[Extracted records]
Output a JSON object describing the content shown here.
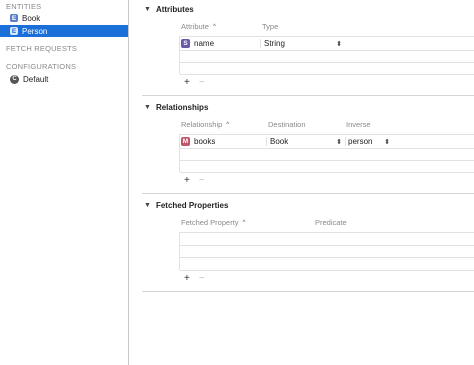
{
  "sidebar": {
    "entities_header": "ENTITIES",
    "entities": [
      {
        "badge": "E",
        "label": "Book",
        "selected": false
      },
      {
        "badge": "E",
        "label": "Person",
        "selected": true
      }
    ],
    "fetch_requests_header": "FETCH REQUESTS",
    "configurations_header": "CONFIGURATIONS",
    "configurations": [
      {
        "badge": "C",
        "label": "Default"
      }
    ]
  },
  "attributes": {
    "title": "Attributes",
    "col_attribute": "Attribute",
    "col_type": "Type",
    "rows": [
      {
        "badge": "S",
        "name": "name",
        "type": "String"
      }
    ]
  },
  "relationships": {
    "title": "Relationships",
    "col_relationship": "Relationship",
    "col_destination": "Destination",
    "col_inverse": "Inverse",
    "rows": [
      {
        "badge": "M",
        "name": "books",
        "destination": "Book",
        "inverse": "person"
      }
    ]
  },
  "fetched_properties": {
    "title": "Fetched Properties",
    "col_fetched_property": "Fetched Property",
    "col_predicate": "Predicate"
  },
  "controls": {
    "add": "+",
    "remove": "−",
    "disclosure": "▼",
    "sort_up": "^",
    "stepper": "⬍"
  }
}
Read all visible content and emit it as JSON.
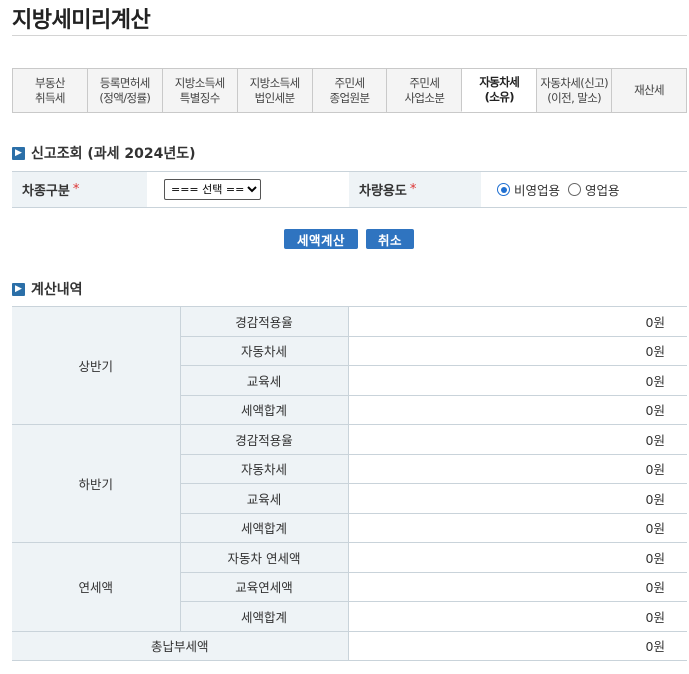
{
  "page": {
    "title": "지방세미리계산"
  },
  "tabs": [
    {
      "label": "부동산\n취득세",
      "active": false
    },
    {
      "label": "등록면허세\n(정액/정률)",
      "active": false
    },
    {
      "label": "지방소득세\n특별징수",
      "active": false
    },
    {
      "label": "지방소득세\n법인세분",
      "active": false
    },
    {
      "label": "주민세\n종업원분",
      "active": false
    },
    {
      "label": "주민세\n사업소분",
      "active": false
    },
    {
      "label": "자동차세\n(소유)",
      "active": true
    },
    {
      "label": "자동차세(신고)\n(이전, 말소)",
      "active": false
    },
    {
      "label": "재산세",
      "active": false
    }
  ],
  "report": {
    "section_title": "신고조회 (과세 2024년도)",
    "vehicle_type_label": "차종구분",
    "vehicle_type_select": "=== 선택 ===",
    "usage_label": "차량용도",
    "required_mark": "*",
    "radio_nonbusiness": "비영업용",
    "radio_business": "영업용",
    "selected_usage": "비영업용"
  },
  "buttons": {
    "calculate": "세액계산",
    "cancel": "취소"
  },
  "calc": {
    "section_title": "계산내역",
    "first_half": {
      "group": "상반기",
      "rows": [
        {
          "label": "경감적용율",
          "value": "0원"
        },
        {
          "label": "자동차세",
          "value": "0원"
        },
        {
          "label": "교육세",
          "value": "0원"
        },
        {
          "label": "세액합계",
          "value": "0원"
        }
      ]
    },
    "second_half": {
      "group": "하반기",
      "rows": [
        {
          "label": "경감적용율",
          "value": "0원"
        },
        {
          "label": "자동차세",
          "value": "0원"
        },
        {
          "label": "교육세",
          "value": "0원"
        },
        {
          "label": "세액합계",
          "value": "0원"
        }
      ]
    },
    "annual": {
      "group": "연세액",
      "rows": [
        {
          "label": "자동차 연세액",
          "value": "0원"
        },
        {
          "label": "교육연세액",
          "value": "0원"
        },
        {
          "label": "세액합계",
          "value": "0원"
        }
      ]
    },
    "total": {
      "label": "총납부세액",
      "value": "0원"
    }
  },
  "icons": {
    "section_icon": "chevron-right-icon"
  },
  "colors": {
    "accent": "#2f74c0",
    "header_bg": "#eef3f6",
    "border": "#c9d3da"
  }
}
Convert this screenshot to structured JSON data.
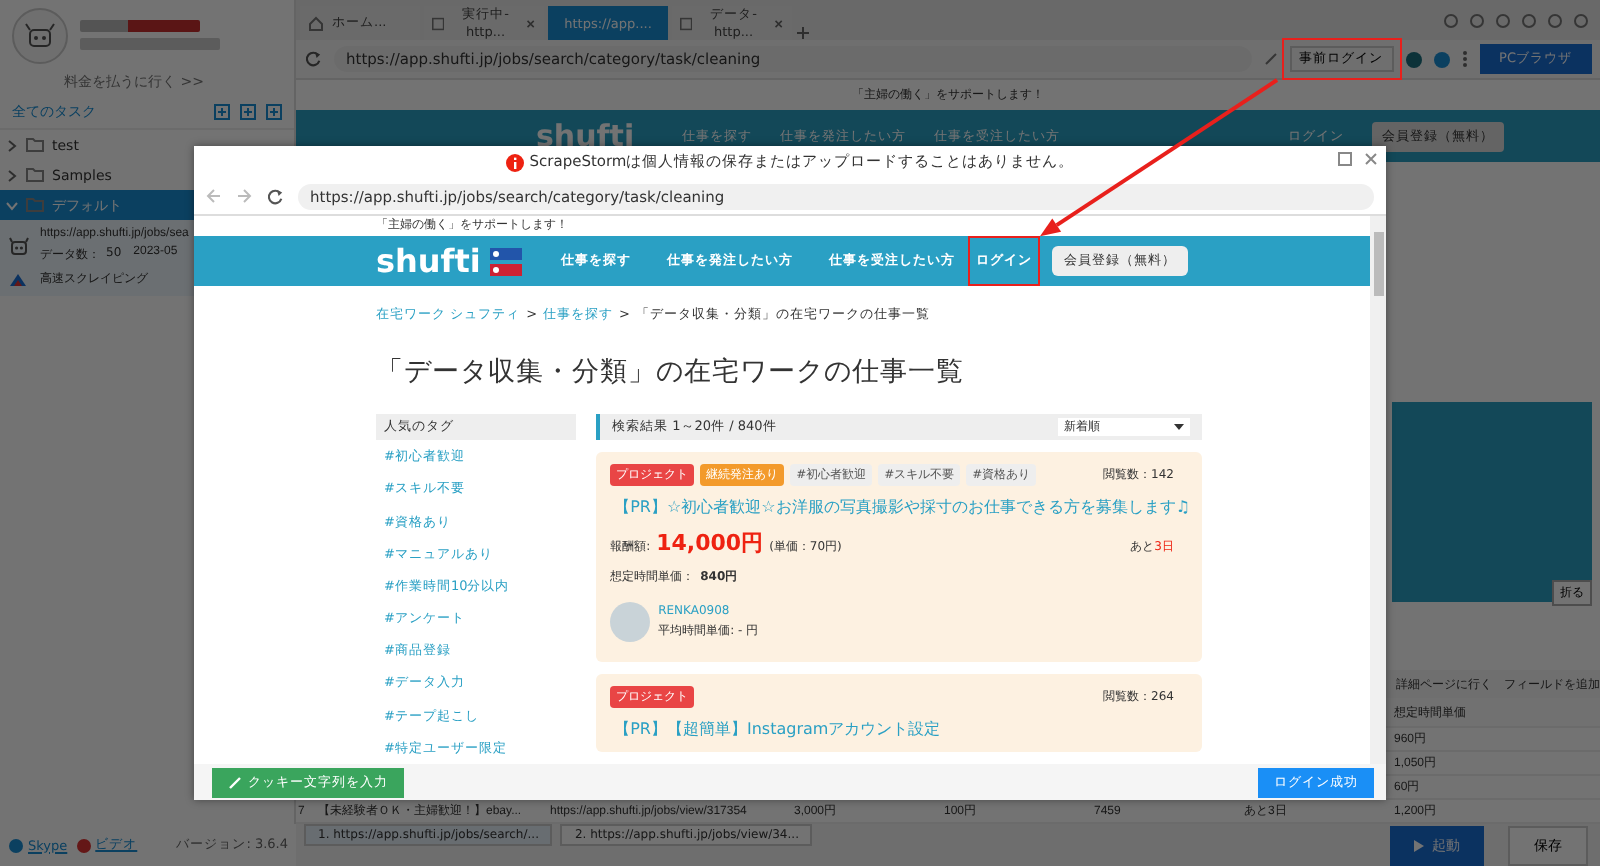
{
  "app": {
    "billing_link": "料金を払うに行く >>",
    "task_header": "全てのタスク",
    "tree": [
      {
        "label": "test",
        "expanded": false,
        "selected": false
      },
      {
        "label": "Samples",
        "expanded": false,
        "selected": false
      },
      {
        "label": "デフォルト",
        "expanded": true,
        "selected": true
      }
    ],
    "task": {
      "url": "https://app.shufti.jp/jobs/sea",
      "count_label": "データ数：",
      "count": "50",
      "date": "2023-05",
      "action": "高速スクレイピング"
    },
    "footer_links": [
      "Skype",
      "ビデオ"
    ],
    "version": "バージョン: 3.6.4"
  },
  "browser_tabs": [
    {
      "label": "ホーム...",
      "kind": "home",
      "selected": false
    },
    {
      "label": "実行中-http...",
      "kind": "page",
      "selected": false
    },
    {
      "label": "https://app....",
      "kind": "page",
      "selected": true
    },
    {
      "label": "データ-http...",
      "kind": "page",
      "selected": false
    }
  ],
  "address_bar": {
    "url": "https://app.shufti.jp/jobs/search/category/task/cleaning",
    "prelogin_button": "事前ログイン",
    "browser_mode": "PCブラウザ"
  },
  "preview": {
    "tagline": "「主婦の働く」をサポートします！",
    "logo": "shufti",
    "nav": [
      "仕事を探す",
      "仕事を発注したい方",
      "仕事を受注したい方"
    ],
    "login": "ログイン",
    "signup": "会員登録（無料）",
    "collapse_button": "折る"
  },
  "data_panel": {
    "detail_link": "詳細ページに行く",
    "add_field": "フィールドを追加",
    "column": "想定時間単価",
    "rows": [
      {
        "hourly_rate": "960円"
      },
      {
        "hourly_rate": "1,050円"
      },
      {
        "hourly_rate": "60円"
      },
      {
        "cells": [
          "7",
          "【未経験者ＯＫ・主婦歓迎！】ebay...",
          "https://app.shufti.jp/jobs/view/317354",
          "3,000円",
          "100円",
          "7459",
          "あと3日"
        ],
        "hourly_rate": "1,200円"
      }
    ]
  },
  "page_tabs": [
    {
      "label": "1. https://app.shufti.jp/jobs/search/...",
      "selected": true
    },
    {
      "label": "2. https://app.shufti.jp/jobs/view/34...",
      "selected": false
    }
  ],
  "run_button": "起動",
  "save_button": "保存",
  "dialog": {
    "notice": "ScrapeStormは個人情報の保存またはアップロードすることはありません。",
    "url": "https://app.shufti.jp/jobs/search/category/task/cleaning",
    "site": {
      "tagline": "「主婦の働く」をサポートします！",
      "logo": "shufti",
      "nav": [
        "仕事を探す",
        "仕事を発注したい方",
        "仕事を受注したい方"
      ],
      "login": "ログイン",
      "signup": "会員登録（無料）",
      "breadcrumb": [
        {
          "label": "在宅ワーク シュフティ",
          "kind": "link"
        },
        {
          "label": ">",
          "kind": "separator"
        },
        {
          "label": "仕事を探す",
          "kind": "link"
        },
        {
          "label": ">",
          "kind": "separator"
        },
        {
          "label": "「データ収集・分類」の在宅ワークの仕事一覧",
          "kind": "current"
        }
      ],
      "heading": "「データ収集・分類」の在宅ワークの仕事一覧",
      "tags_header": "人気のタグ",
      "tags": [
        "#初心者歓迎",
        "#スキル不要",
        "#資格あり",
        "#マニュアルあり",
        "#作業時間10分以内",
        "#アンケート",
        "#商品登録",
        "#データ入力",
        "#テープ起こし",
        "#特定ユーザー限定"
      ],
      "results": "検索結果  1～20件 / 840件",
      "sort": "新着順",
      "jobs": [
        {
          "badges": [
            {
              "label": "プロジェクト",
              "kind": "type"
            },
            {
              "label": "継続発注あり",
              "kind": "option"
            },
            {
              "label": "#初心者歓迎",
              "kind": "tag"
            },
            {
              "label": "#スキル不要",
              "kind": "tag"
            },
            {
              "label": "#資格あり",
              "kind": "tag"
            }
          ],
          "views": "閲覧数：142",
          "title": "【PR】☆初心者歓迎☆お洋服の写真撮影や採寸のお仕事できる方を募集します♫",
          "reward_label": "報酬額:",
          "reward": "14,000円",
          "unit_price": "(単価：70円)",
          "deadline_prefix": "あと",
          "deadline_days": "3日",
          "hourly_label": "想定時間単価：",
          "hourly": "840円",
          "user": "RENKA0908",
          "user_rate": "平均時間単価: - 円"
        },
        {
          "badges": [
            {
              "label": "プロジェクト",
              "kind": "type"
            }
          ],
          "views": "閲覧数：264",
          "title": "【PR】【超簡単】Instagramアカウント設定"
        }
      ]
    },
    "cookie_button": "クッキー文字列を入力",
    "success_button": "ログイン成功"
  }
}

Work to be completed >> Copy out every line of the data that includes the word "データ収集".

Result for this task >>
          "label": "「データ収集・分類」の在宅ワークの仕事一覧",
      "heading": "「データ収集・分類」の在宅ワークの仕事一覧",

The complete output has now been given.